Quote the listing below in full and exactly as written, but omit every picture.

****

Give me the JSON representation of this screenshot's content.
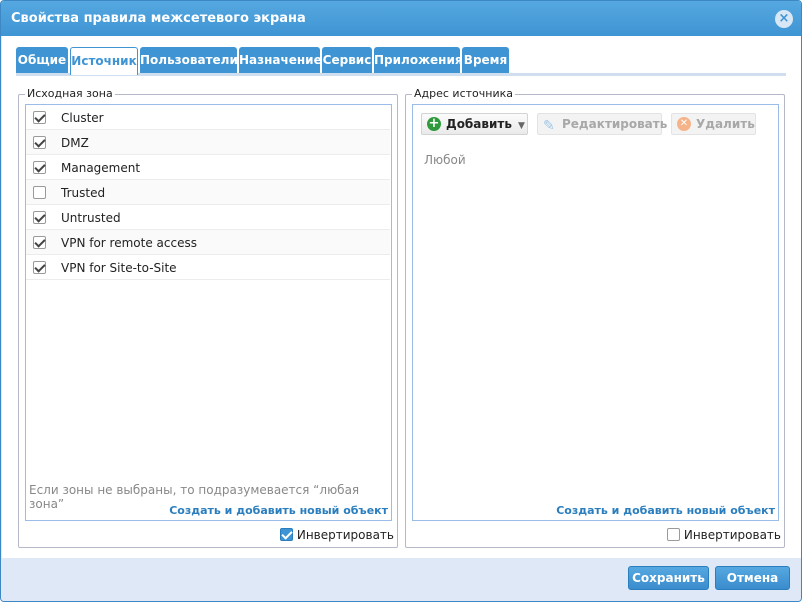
{
  "window": {
    "title": "Свойства правила межсетевого экрана",
    "close_label": "×"
  },
  "tabs": [
    {
      "label": "Общие",
      "active": false
    },
    {
      "label": "Источник",
      "active": true
    },
    {
      "label": "Пользователи",
      "active": false
    },
    {
      "label": "Назначение",
      "active": false
    },
    {
      "label": "Сервис",
      "active": false
    },
    {
      "label": "Приложения",
      "active": false
    },
    {
      "label": "Время",
      "active": false
    }
  ],
  "source_zone": {
    "legend": "Исходная зона",
    "zones": [
      {
        "label": "Cluster",
        "checked": true
      },
      {
        "label": "DMZ",
        "checked": true
      },
      {
        "label": "Management",
        "checked": true
      },
      {
        "label": "Trusted",
        "checked": false
      },
      {
        "label": "Untrusted",
        "checked": true
      },
      {
        "label": "VPN for remote access",
        "checked": true
      },
      {
        "label": "VPN for Site-to-Site",
        "checked": true
      }
    ],
    "hint": "Если зоны не выбраны, то подразумевается “любая зона”",
    "create_link": "Создать и добавить новый объект",
    "invert_label": "Инвертировать",
    "invert_checked": true
  },
  "source_address": {
    "legend": "Адрес источника",
    "add_button": "Добавить",
    "edit_button": "Редактировать",
    "delete_button": "Удалить",
    "any_text": "Любой",
    "create_link": "Создать и добавить новый объект",
    "invert_label": "Инвертировать",
    "invert_checked": false
  },
  "footer": {
    "save_label": "Сохранить",
    "cancel_label": "Отмена"
  },
  "colors": {
    "accent": "#3f94d3",
    "link": "#2a7ebe",
    "add_icon": "#2e9a3c"
  }
}
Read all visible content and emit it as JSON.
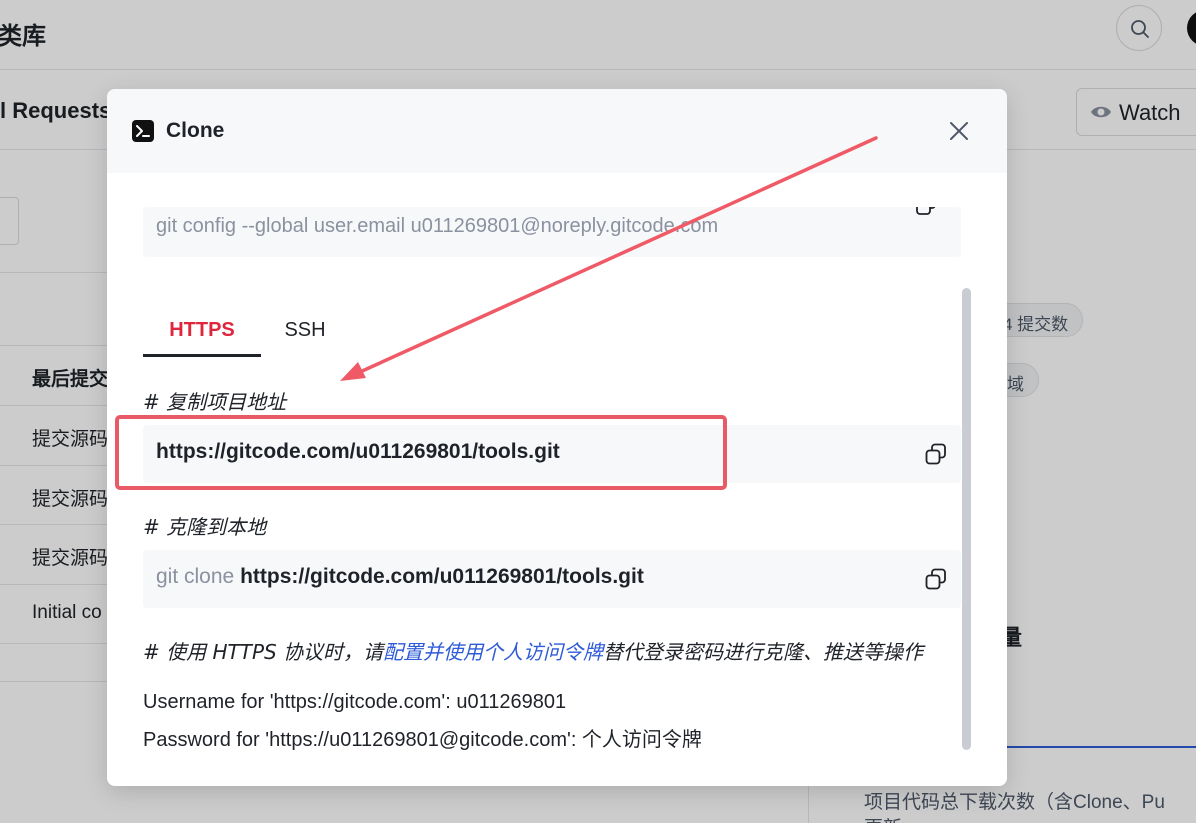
{
  "background": {
    "title": "类库",
    "tab_pull_requests": "l Requests",
    "watch_label": "Watch",
    "column_header": "最后提交",
    "rows": [
      "提交源码",
      "提交源码",
      "提交源码",
      "Initial co"
    ],
    "badge_commits": "4 提交数",
    "badge_domain": "域",
    "right_section_title": "量",
    "footnote_line1": "项目代码总下载次数（含Clone、Pu",
    "footnote_line2": "更新"
  },
  "modal": {
    "title": "Clone",
    "config_command": "git config --global user.email u011269801@noreply.gitcode.com",
    "tabs": [
      {
        "label": "HTTPS",
        "active": true
      },
      {
        "label": "SSH",
        "active": false
      }
    ],
    "copy_comment": "# 复制项目地址",
    "repo_url": "https://gitcode.com/u011269801/tools.git",
    "clone_comment": "# 克隆到本地",
    "clone_prefix": "git clone ",
    "clone_url": "https://gitcode.com/u011269801/tools.git",
    "https_note_before": "# 使用 HTTPS 协议时，请",
    "https_note_link": "配置并使用个人访问令牌",
    "https_note_after": "替代登录密码进行克隆、推送等操作",
    "username_line": "Username for 'https://gitcode.com': u011269801",
    "password_line": "Password for 'https://u011269801@gitcode.com': 个人访问令牌"
  },
  "colors": {
    "accent_red": "#e0263c",
    "link_blue": "#2e5bd8",
    "annotation_red": "#e85a66"
  }
}
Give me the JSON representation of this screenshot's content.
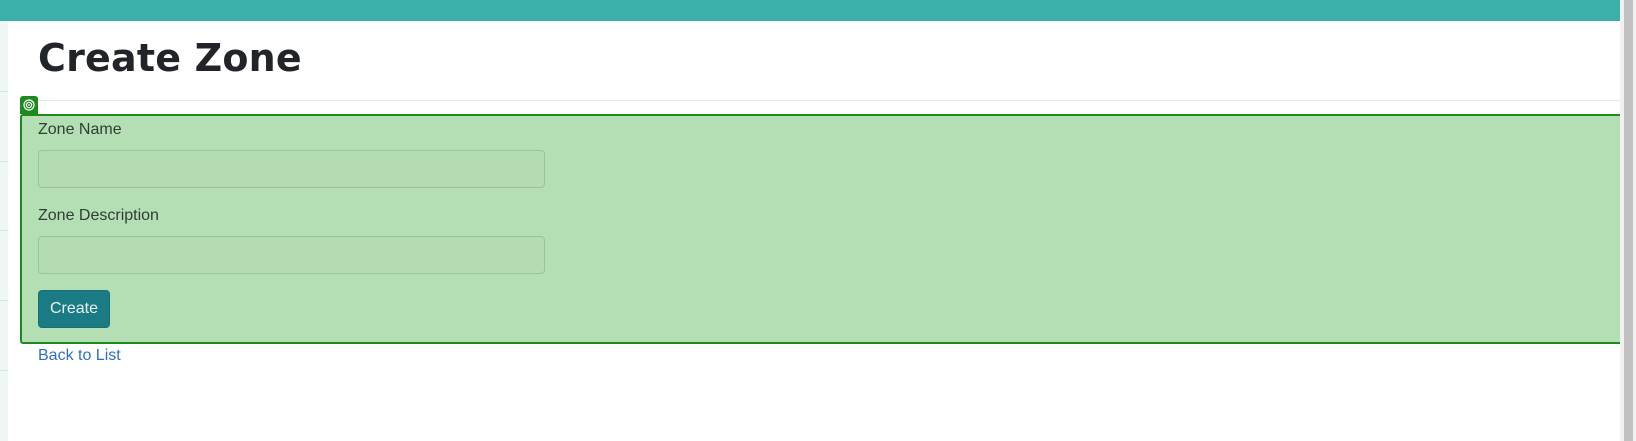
{
  "header": {
    "title": "Create Zone"
  },
  "form": {
    "zone_name_label": "Zone Name",
    "zone_name_value": "",
    "zone_description_label": "Zone Description",
    "zone_description_value": "",
    "create_label": "Create"
  },
  "footer": {
    "back_link_label": "Back to List"
  },
  "colors": {
    "top_bar": "#3bb0a9",
    "highlight_fill": "#b3dcb3",
    "highlight_border": "#1e8a1e",
    "button": "#1a7b84",
    "link": "#2f6fc7"
  },
  "icons": {
    "highlight_badge": "target-icon"
  }
}
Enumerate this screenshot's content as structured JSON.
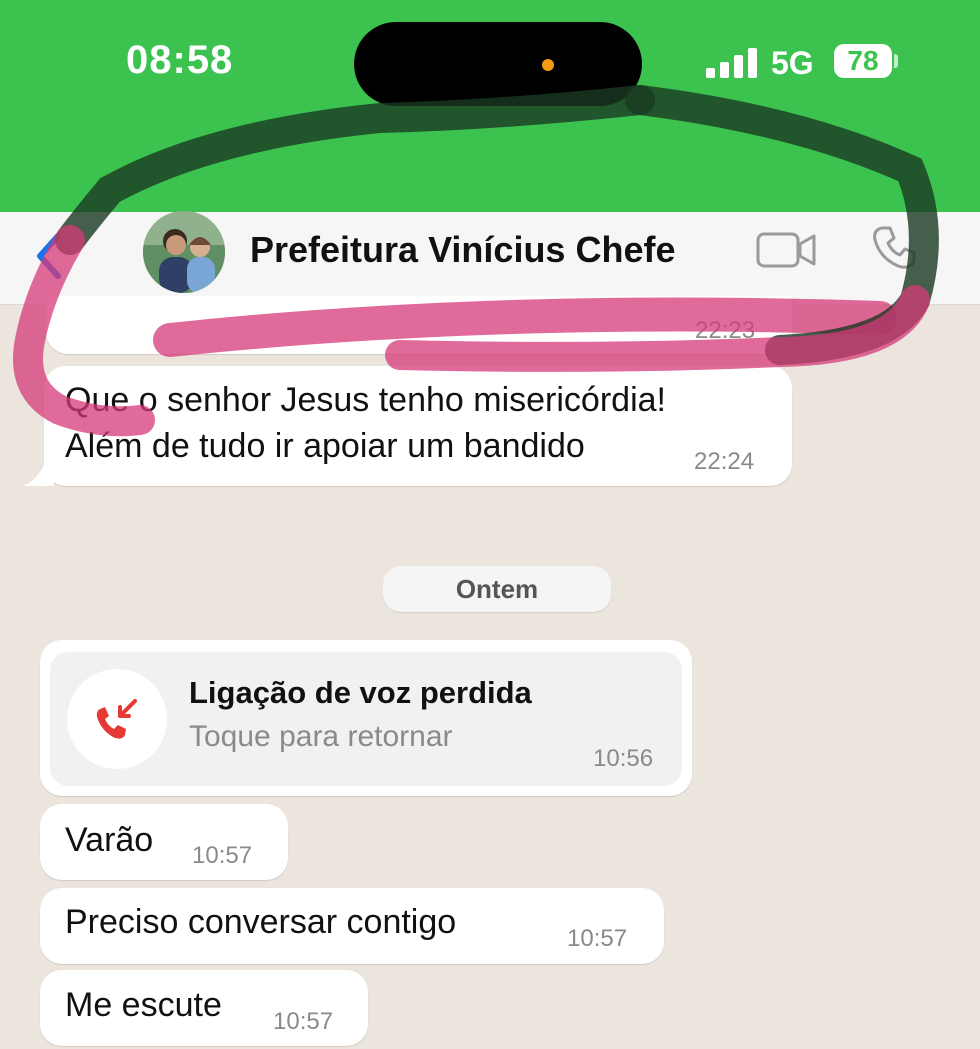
{
  "status_bar": {
    "time": "08:58",
    "network": "5G",
    "battery": "78"
  },
  "header": {
    "contact_name": "Prefeitura Vinícius Chefe",
    "back_icon": "chevron-left-icon",
    "video_icon": "video-camera-icon",
    "call_icon": "phone-icon"
  },
  "messages_top": {
    "partial_time": "22:23",
    "message_1": {
      "line_1": "Que o senhor Jesus tenho misericórdia!",
      "line_2": "Além de tudo ir apoiar um bandido",
      "time": "22:24"
    }
  },
  "date_separator": "Ontem",
  "missed_call": {
    "title": "Ligação de voz perdida",
    "subtitle": "Toque para retornar",
    "time": "10:56",
    "icon": "missed-call-icon"
  },
  "messages": [
    {
      "text": "Varão",
      "time": "10:57"
    },
    {
      "text": "Preciso conversar contigo",
      "time": "10:57"
    },
    {
      "text": "Me escute",
      "time": "10:57"
    }
  ],
  "colors": {
    "status_green": "#3cc34f",
    "ios_blue": "#1a73e8",
    "missed_red": "#e53935",
    "annotation_pink": "#d63a78",
    "annotation_dark": "#1a3a22"
  }
}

****

* **SOLVED PROBLEM**:
Give me the JSON representation of this screenshot's content.
{
  "window": {
    "title": "Свойства правила межсетевого экрана",
    "close_label": "×"
  },
  "tabs": [
    {
      "label": "Общие",
      "active": false
    },
    {
      "label": "Источник",
      "active": true
    },
    {
      "label": "Пользователи",
      "active": false
    },
    {
      "label": "Назначение",
      "active": false
    },
    {
      "label": "Сервис",
      "active": false
    },
    {
      "label": "Приложения",
      "active": false
    },
    {
      "label": "Время",
      "active": false
    }
  ],
  "source_zone": {
    "legend": "Исходная зона",
    "zones": [
      {
        "label": "Cluster",
        "checked": true
      },
      {
        "label": "DMZ",
        "checked": true
      },
      {
        "label": "Management",
        "checked": true
      },
      {
        "label": "Trusted",
        "checked": false
      },
      {
        "label": "Untrusted",
        "checked": true
      },
      {
        "label": "VPN for remote access",
        "checked": true
      },
      {
        "label": "VPN for Site-to-Site",
        "checked": true
      }
    ],
    "hint": "Если зоны не выбраны, то подразумевается “любая зона”",
    "create_link": "Создать и добавить новый объект",
    "invert_label": "Инвертировать",
    "invert_checked": true
  },
  "source_address": {
    "legend": "Адрес источника",
    "add_button": "Добавить",
    "edit_button": "Редактировать",
    "delete_button": "Удалить",
    "any_text": "Любой",
    "create_link": "Создать и добавить новый объект",
    "invert_label": "Инвертировать",
    "invert_checked": false
  },
  "footer": {
    "save_label": "Сохранить",
    "cancel_label": "Отмена"
  },
  "colors": {
    "accent": "#3f94d3",
    "link": "#2a7ebe",
    "add_icon": "#2e9a3c"
  }
}
Read all visible content and emit it as JSON.
{
  "background": {
    "title": "类库",
    "tab_pull_requests": "l Requests",
    "watch_label": "Watch",
    "column_header": "最后提交",
    "rows": [
      "提交源码",
      "提交源码",
      "提交源码",
      "Initial co"
    ],
    "badge_commits": "4 提交数",
    "badge_domain": "域",
    "right_section_title": "量",
    "footnote_line1": "项目代码总下载次数（含Clone、Pu",
    "footnote_line2": "更新"
  },
  "modal": {
    "title": "Clone",
    "config_command": "git config --global user.email u011269801@noreply.gitcode.com",
    "tabs": [
      {
        "label": "HTTPS",
        "active": true
      },
      {
        "label": "SSH",
        "active": false
      }
    ],
    "copy_comment": "# 复制项目地址",
    "repo_url": "https://gitcode.com/u011269801/tools.git",
    "clone_comment": "# 克隆到本地",
    "clone_prefix": "git clone ",
    "clone_url": "https://gitcode.com/u011269801/tools.git",
    "https_note_before": "# 使用 HTTPS 协议时，请",
    "https_note_link": "配置并使用个人访问令牌",
    "https_note_after": "替代登录密码进行克隆、推送等操作",
    "username_line": "Username for 'https://gitcode.com': u011269801",
    "password_line": "Password for 'https://u011269801@gitcode.com': 个人访问令牌"
  },
  "colors": {
    "accent_red": "#e0263c",
    "link_blue": "#2e5bd8",
    "annotation_red": "#e85a66"
  }
}
Give me the JSON representation of this screenshot's content.
{
  "header": {
    "title": "Create Zone"
  },
  "form": {
    "zone_name_label": "Zone Name",
    "zone_name_value": "",
    "zone_description_label": "Zone Description",
    "zone_description_value": "",
    "create_label": "Create"
  },
  "footer": {
    "back_link_label": "Back to List"
  },
  "colors": {
    "top_bar": "#3bb0a9",
    "highlight_fill": "#b3dcb3",
    "highlight_border": "#1e8a1e",
    "button": "#1a7b84",
    "link": "#2f6fc7"
  },
  "icons": {
    "highlight_badge": "target-icon"
  }
}
Enumerate this screenshot's content as structured JSON.
{
  "status_bar": {
    "time": "08:58",
    "network": "5G",
    "battery": "78"
  },
  "header": {
    "contact_name": "Prefeitura Vinícius Chefe",
    "back_icon": "chevron-left-icon",
    "video_icon": "video-camera-icon",
    "call_icon": "phone-icon"
  },
  "messages_top": {
    "partial_time": "22:23",
    "message_1": {
      "line_1": "Que o senhor Jesus tenho misericórdia!",
      "line_2": "Além de tudo ir apoiar um bandido",
      "time": "22:24"
    }
  },
  "date_separator": "Ontem",
  "missed_call": {
    "title": "Ligação de voz perdida",
    "subtitle": "Toque para retornar",
    "time": "10:56",
    "icon": "missed-call-icon"
  },
  "messages": [
    {
      "text": "Varão",
      "time": "10:57"
    },
    {
      "text": "Preciso conversar contigo",
      "time": "10:57"
    },
    {
      "text": "Me escute",
      "time": "10:57"
    }
  ],
  "colors": {
    "status_green": "#3cc34f",
    "ios_blue": "#1a73e8",
    "missed_red": "#e53935",
    "annotation_pink": "#d63a78",
    "annotation_dark": "#1a3a22"
  }
}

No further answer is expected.